» To do
Every line of the listing must be reproduced as it stands. Leave the images behind.
--- Start The data ---
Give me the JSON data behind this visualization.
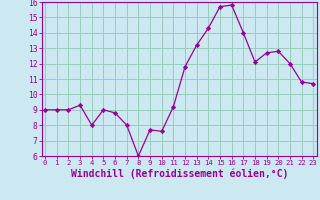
{
  "x": [
    0,
    1,
    2,
    3,
    4,
    5,
    6,
    7,
    8,
    9,
    10,
    11,
    12,
    13,
    14,
    15,
    16,
    17,
    18,
    19,
    20,
    21,
    22,
    23
  ],
  "y": [
    9.0,
    9.0,
    9.0,
    9.3,
    8.0,
    9.0,
    8.8,
    8.0,
    6.0,
    7.7,
    7.6,
    9.2,
    11.8,
    13.2,
    14.3,
    15.7,
    15.8,
    14.0,
    12.1,
    12.7,
    12.8,
    12.0,
    10.8,
    10.7
  ],
  "line_color": "#990099",
  "marker": "D",
  "marker_size": 2.2,
  "xlabel": "Windchill (Refroidissement éolien,°C)",
  "xlabel_fontsize": 7.0,
  "bg_color": "#cce8f0",
  "grid_color": "#99ccbb",
  "tick_labels": [
    "0",
    "1",
    "2",
    "3",
    "4",
    "5",
    "6",
    "7",
    "8",
    "9",
    "10",
    "11",
    "12",
    "13",
    "14",
    "15",
    "16",
    "17",
    "18",
    "19",
    "20",
    "21",
    "22",
    "23"
  ],
  "ylim": [
    6,
    16
  ],
  "yticks": [
    6,
    7,
    8,
    9,
    10,
    11,
    12,
    13,
    14,
    15,
    16
  ],
  "xlim_left": -0.3,
  "xlim_right": 23.3
}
--- End The data ---
» Worked answer
Give me the JSON data behind this visualization.
{
  "x": [
    0,
    1,
    2,
    3,
    4,
    5,
    6,
    7,
    8,
    9,
    10,
    11,
    12,
    13,
    14,
    15,
    16,
    17,
    18,
    19,
    20,
    21,
    22,
    23
  ],
  "y": [
    9.0,
    9.0,
    9.0,
    9.3,
    8.0,
    9.0,
    8.8,
    8.0,
    6.0,
    7.7,
    7.6,
    9.2,
    11.8,
    13.2,
    14.3,
    15.7,
    15.8,
    14.0,
    12.1,
    12.7,
    12.8,
    12.0,
    10.8,
    10.7
  ],
  "line_color": "#990099",
  "marker": "D",
  "marker_size": 2.2,
  "xlabel": "Windchill (Refroidissement éolien,°C)",
  "xlabel_fontsize": 7.0,
  "bg_color": "#cce8f0",
  "grid_color": "#99ccbb",
  "tick_labels": [
    "0",
    "1",
    "2",
    "3",
    "4",
    "5",
    "6",
    "7",
    "8",
    "9",
    "10",
    "11",
    "12",
    "13",
    "14",
    "15",
    "16",
    "17",
    "18",
    "19",
    "20",
    "21",
    "22",
    "23"
  ],
  "ylim": [
    6,
    16
  ],
  "yticks": [
    6,
    7,
    8,
    9,
    10,
    11,
    12,
    13,
    14,
    15,
    16
  ],
  "xlim_left": -0.3,
  "xlim_right": 23.3
}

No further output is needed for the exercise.